EXERCISE DETAILS
Copy every entry exactly.

····················

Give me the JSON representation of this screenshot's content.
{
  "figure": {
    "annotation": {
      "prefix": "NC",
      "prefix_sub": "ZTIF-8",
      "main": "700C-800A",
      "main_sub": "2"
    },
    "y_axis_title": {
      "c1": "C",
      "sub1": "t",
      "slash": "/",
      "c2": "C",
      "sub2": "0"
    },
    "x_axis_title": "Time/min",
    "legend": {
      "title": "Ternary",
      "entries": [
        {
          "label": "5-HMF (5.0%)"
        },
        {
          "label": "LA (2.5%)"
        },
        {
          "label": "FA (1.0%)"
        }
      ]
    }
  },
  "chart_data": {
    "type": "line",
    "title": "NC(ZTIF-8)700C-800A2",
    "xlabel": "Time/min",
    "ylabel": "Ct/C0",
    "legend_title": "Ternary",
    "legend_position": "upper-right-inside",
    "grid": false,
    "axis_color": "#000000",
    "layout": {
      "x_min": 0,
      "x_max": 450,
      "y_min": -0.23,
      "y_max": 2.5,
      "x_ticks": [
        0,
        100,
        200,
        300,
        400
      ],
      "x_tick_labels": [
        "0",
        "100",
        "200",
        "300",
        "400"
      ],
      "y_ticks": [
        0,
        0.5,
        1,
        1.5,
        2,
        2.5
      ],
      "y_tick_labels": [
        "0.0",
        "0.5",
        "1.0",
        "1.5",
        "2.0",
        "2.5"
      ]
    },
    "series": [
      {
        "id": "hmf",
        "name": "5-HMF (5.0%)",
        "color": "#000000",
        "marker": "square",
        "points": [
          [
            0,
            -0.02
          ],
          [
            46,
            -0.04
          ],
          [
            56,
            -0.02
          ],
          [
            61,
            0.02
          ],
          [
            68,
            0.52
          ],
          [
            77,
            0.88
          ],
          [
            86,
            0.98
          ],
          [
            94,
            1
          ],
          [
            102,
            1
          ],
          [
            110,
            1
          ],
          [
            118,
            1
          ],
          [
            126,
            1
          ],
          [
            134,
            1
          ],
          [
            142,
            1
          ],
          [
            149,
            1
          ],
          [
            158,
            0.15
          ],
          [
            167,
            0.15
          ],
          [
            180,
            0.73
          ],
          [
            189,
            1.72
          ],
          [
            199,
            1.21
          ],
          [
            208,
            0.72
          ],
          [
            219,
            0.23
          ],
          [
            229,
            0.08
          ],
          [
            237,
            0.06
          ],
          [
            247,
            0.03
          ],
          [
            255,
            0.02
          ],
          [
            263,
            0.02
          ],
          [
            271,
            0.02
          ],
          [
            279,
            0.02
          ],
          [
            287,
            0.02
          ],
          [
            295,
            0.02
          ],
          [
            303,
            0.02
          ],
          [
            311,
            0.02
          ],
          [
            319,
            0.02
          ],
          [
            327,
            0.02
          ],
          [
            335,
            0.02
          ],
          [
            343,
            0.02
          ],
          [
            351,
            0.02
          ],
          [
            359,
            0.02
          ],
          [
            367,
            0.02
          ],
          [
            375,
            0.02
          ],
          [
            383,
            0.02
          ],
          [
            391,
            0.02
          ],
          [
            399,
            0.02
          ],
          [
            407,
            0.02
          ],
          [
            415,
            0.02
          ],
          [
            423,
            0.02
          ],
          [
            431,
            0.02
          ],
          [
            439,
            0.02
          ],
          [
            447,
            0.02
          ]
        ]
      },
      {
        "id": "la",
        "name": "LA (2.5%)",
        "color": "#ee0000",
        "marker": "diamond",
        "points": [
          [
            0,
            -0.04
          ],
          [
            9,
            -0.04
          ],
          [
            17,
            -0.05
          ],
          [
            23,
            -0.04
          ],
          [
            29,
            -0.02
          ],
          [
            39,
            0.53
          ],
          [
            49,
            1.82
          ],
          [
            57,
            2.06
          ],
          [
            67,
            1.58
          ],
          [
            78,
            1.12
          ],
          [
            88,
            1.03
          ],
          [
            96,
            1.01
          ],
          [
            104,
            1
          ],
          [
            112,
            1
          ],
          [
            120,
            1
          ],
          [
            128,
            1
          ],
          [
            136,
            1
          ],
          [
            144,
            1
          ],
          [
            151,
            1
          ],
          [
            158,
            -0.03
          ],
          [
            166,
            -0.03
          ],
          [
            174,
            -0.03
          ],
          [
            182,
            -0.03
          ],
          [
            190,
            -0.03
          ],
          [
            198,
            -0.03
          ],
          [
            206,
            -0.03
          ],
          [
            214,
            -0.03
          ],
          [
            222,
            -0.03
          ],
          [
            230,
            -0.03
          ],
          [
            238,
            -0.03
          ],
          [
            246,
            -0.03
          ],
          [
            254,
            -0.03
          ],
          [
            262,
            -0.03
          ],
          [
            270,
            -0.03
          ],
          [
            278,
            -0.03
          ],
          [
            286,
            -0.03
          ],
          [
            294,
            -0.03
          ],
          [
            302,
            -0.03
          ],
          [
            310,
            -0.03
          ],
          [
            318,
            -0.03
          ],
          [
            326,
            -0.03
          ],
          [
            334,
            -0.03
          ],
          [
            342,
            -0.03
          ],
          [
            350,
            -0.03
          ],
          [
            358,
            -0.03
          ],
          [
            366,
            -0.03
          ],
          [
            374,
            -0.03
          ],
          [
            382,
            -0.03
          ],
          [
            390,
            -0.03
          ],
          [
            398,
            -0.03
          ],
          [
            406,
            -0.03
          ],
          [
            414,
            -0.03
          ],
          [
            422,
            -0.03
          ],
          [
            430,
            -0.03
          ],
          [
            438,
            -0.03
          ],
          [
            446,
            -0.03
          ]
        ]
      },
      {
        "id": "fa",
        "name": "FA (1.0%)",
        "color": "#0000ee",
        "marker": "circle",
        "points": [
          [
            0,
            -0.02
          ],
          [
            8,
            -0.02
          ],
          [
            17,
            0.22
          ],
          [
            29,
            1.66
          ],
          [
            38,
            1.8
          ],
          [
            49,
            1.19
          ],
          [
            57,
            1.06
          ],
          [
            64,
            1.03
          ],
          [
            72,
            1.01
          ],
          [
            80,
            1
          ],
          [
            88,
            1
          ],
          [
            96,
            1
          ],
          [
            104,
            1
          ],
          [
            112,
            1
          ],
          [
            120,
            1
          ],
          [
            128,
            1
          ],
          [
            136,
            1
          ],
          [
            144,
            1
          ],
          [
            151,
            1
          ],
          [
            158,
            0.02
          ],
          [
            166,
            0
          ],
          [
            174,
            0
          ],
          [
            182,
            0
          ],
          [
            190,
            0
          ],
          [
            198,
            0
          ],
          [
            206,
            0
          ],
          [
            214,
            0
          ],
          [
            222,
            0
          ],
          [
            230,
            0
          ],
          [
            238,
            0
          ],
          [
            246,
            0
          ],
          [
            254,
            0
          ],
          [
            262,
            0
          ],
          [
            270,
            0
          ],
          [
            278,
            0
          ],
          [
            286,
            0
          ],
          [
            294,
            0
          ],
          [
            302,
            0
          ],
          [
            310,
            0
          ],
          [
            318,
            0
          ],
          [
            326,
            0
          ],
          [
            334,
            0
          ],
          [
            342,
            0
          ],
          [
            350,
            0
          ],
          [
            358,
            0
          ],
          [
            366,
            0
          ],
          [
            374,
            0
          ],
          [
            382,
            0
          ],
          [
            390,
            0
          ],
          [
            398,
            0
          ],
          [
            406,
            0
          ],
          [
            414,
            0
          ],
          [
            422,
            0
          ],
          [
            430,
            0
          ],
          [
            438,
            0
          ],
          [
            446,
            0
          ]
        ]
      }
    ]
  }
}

····················

WRITTEN REPLY
Give me the JSON representation of this screenshot's content.
{
  "figure": {
    "annotation": {
      "prefix": "NC",
      "prefix_sub": "ZTIF-8",
      "main": "700C-800A",
      "main_sub": "2"
    },
    "y_axis_title": {
      "c1": "C",
      "sub1": "t",
      "slash": "/",
      "c2": "C",
      "sub2": "0"
    },
    "x_axis_title": "Time/min",
    "legend": {
      "title": "Ternary",
      "entries": [
        {
          "label": "5-HMF (5.0%)"
        },
        {
          "label": "LA (2.5%)"
        },
        {
          "label": "FA (1.0%)"
        }
      ]
    }
  },
  "chart_data": {
    "type": "line",
    "title": "NC(ZTIF-8)700C-800A2",
    "xlabel": "Time/min",
    "ylabel": "Ct/C0",
    "legend_title": "Ternary",
    "legend_position": "upper-right-inside",
    "grid": false,
    "axis_color": "#000000",
    "layout": {
      "x_min": 0,
      "x_max": 450,
      "y_min": -0.23,
      "y_max": 2.5,
      "x_ticks": [
        0,
        100,
        200,
        300,
        400
      ],
      "x_tick_labels": [
        "0",
        "100",
        "200",
        "300",
        "400"
      ],
      "y_ticks": [
        0,
        0.5,
        1,
        1.5,
        2,
        2.5
      ],
      "y_tick_labels": [
        "0.0",
        "0.5",
        "1.0",
        "1.5",
        "2.0",
        "2.5"
      ]
    },
    "series": [
      {
        "id": "hmf",
        "name": "5-HMF (5.0%)",
        "color": "#000000",
        "marker": "square",
        "points": [
          [
            0,
            -0.02
          ],
          [
            46,
            -0.04
          ],
          [
            56,
            -0.02
          ],
          [
            61,
            0.02
          ],
          [
            68,
            0.52
          ],
          [
            77,
            0.88
          ],
          [
            86,
            0.98
          ],
          [
            94,
            1
          ],
          [
            102,
            1
          ],
          [
            110,
            1
          ],
          [
            118,
            1
          ],
          [
            126,
            1
          ],
          [
            134,
            1
          ],
          [
            142,
            1
          ],
          [
            149,
            1
          ],
          [
            158,
            0.15
          ],
          [
            167,
            0.15
          ],
          [
            180,
            0.73
          ],
          [
            189,
            1.72
          ],
          [
            199,
            1.21
          ],
          [
            208,
            0.72
          ],
          [
            219,
            0.23
          ],
          [
            229,
            0.08
          ],
          [
            237,
            0.06
          ],
          [
            247,
            0.03
          ],
          [
            255,
            0.02
          ],
          [
            263,
            0.02
          ],
          [
            271,
            0.02
          ],
          [
            279,
            0.02
          ],
          [
            287,
            0.02
          ],
          [
            295,
            0.02
          ],
          [
            303,
            0.02
          ],
          [
            311,
            0.02
          ],
          [
            319,
            0.02
          ],
          [
            327,
            0.02
          ],
          [
            335,
            0.02
          ],
          [
            343,
            0.02
          ],
          [
            351,
            0.02
          ],
          [
            359,
            0.02
          ],
          [
            367,
            0.02
          ],
          [
            375,
            0.02
          ],
          [
            383,
            0.02
          ],
          [
            391,
            0.02
          ],
          [
            399,
            0.02
          ],
          [
            407,
            0.02
          ],
          [
            415,
            0.02
          ],
          [
            423,
            0.02
          ],
          [
            431,
            0.02
          ],
          [
            439,
            0.02
          ],
          [
            447,
            0.02
          ]
        ]
      },
      {
        "id": "la",
        "name": "LA (2.5%)",
        "color": "#ee0000",
        "marker": "diamond",
        "points": [
          [
            0,
            -0.04
          ],
          [
            9,
            -0.04
          ],
          [
            17,
            -0.05
          ],
          [
            23,
            -0.04
          ],
          [
            29,
            -0.02
          ],
          [
            39,
            0.53
          ],
          [
            49,
            1.82
          ],
          [
            57,
            2.06
          ],
          [
            67,
            1.58
          ],
          [
            78,
            1.12
          ],
          [
            88,
            1.03
          ],
          [
            96,
            1.01
          ],
          [
            104,
            1
          ],
          [
            112,
            1
          ],
          [
            120,
            1
          ],
          [
            128,
            1
          ],
          [
            136,
            1
          ],
          [
            144,
            1
          ],
          [
            151,
            1
          ],
          [
            158,
            -0.03
          ],
          [
            166,
            -0.03
          ],
          [
            174,
            -0.03
          ],
          [
            182,
            -0.03
          ],
          [
            190,
            -0.03
          ],
          [
            198,
            -0.03
          ],
          [
            206,
            -0.03
          ],
          [
            214,
            -0.03
          ],
          [
            222,
            -0.03
          ],
          [
            230,
            -0.03
          ],
          [
            238,
            -0.03
          ],
          [
            246,
            -0.03
          ],
          [
            254,
            -0.03
          ],
          [
            262,
            -0.03
          ],
          [
            270,
            -0.03
          ],
          [
            278,
            -0.03
          ],
          [
            286,
            -0.03
          ],
          [
            294,
            -0.03
          ],
          [
            302,
            -0.03
          ],
          [
            310,
            -0.03
          ],
          [
            318,
            -0.03
          ],
          [
            326,
            -0.03
          ],
          [
            334,
            -0.03
          ],
          [
            342,
            -0.03
          ],
          [
            350,
            -0.03
          ],
          [
            358,
            -0.03
          ],
          [
            366,
            -0.03
          ],
          [
            374,
            -0.03
          ],
          [
            382,
            -0.03
          ],
          [
            390,
            -0.03
          ],
          [
            398,
            -0.03
          ],
          [
            406,
            -0.03
          ],
          [
            414,
            -0.03
          ],
          [
            422,
            -0.03
          ],
          [
            430,
            -0.03
          ],
          [
            438,
            -0.03
          ],
          [
            446,
            -0.03
          ]
        ]
      },
      {
        "id": "fa",
        "name": "FA (1.0%)",
        "color": "#0000ee",
        "marker": "circle",
        "points": [
          [
            0,
            -0.02
          ],
          [
            8,
            -0.02
          ],
          [
            17,
            0.22
          ],
          [
            29,
            1.66
          ],
          [
            38,
            1.8
          ],
          [
            49,
            1.19
          ],
          [
            57,
            1.06
          ],
          [
            64,
            1.03
          ],
          [
            72,
            1.01
          ],
          [
            80,
            1
          ],
          [
            88,
            1
          ],
          [
            96,
            1
          ],
          [
            104,
            1
          ],
          [
            112,
            1
          ],
          [
            120,
            1
          ],
          [
            128,
            1
          ],
          [
            136,
            1
          ],
          [
            144,
            1
          ],
          [
            151,
            1
          ],
          [
            158,
            0.02
          ],
          [
            166,
            0
          ],
          [
            174,
            0
          ],
          [
            182,
            0
          ],
          [
            190,
            0
          ],
          [
            198,
            0
          ],
          [
            206,
            0
          ],
          [
            214,
            0
          ],
          [
            222,
            0
          ],
          [
            230,
            0
          ],
          [
            238,
            0
          ],
          [
            246,
            0
          ],
          [
            254,
            0
          ],
          [
            262,
            0
          ],
          [
            270,
            0
          ],
          [
            278,
            0
          ],
          [
            286,
            0
          ],
          [
            294,
            0
          ],
          [
            302,
            0
          ],
          [
            310,
            0
          ],
          [
            318,
            0
          ],
          [
            326,
            0
          ],
          [
            334,
            0
          ],
          [
            342,
            0
          ],
          [
            350,
            0
          ],
          [
            358,
            0
          ],
          [
            366,
            0
          ],
          [
            374,
            0
          ],
          [
            382,
            0
          ],
          [
            390,
            0
          ],
          [
            398,
            0
          ],
          [
            406,
            0
          ],
          [
            414,
            0
          ],
          [
            422,
            0
          ],
          [
            430,
            0
          ],
          [
            438,
            0
          ],
          [
            446,
            0
          ]
        ]
      }
    ]
  }
}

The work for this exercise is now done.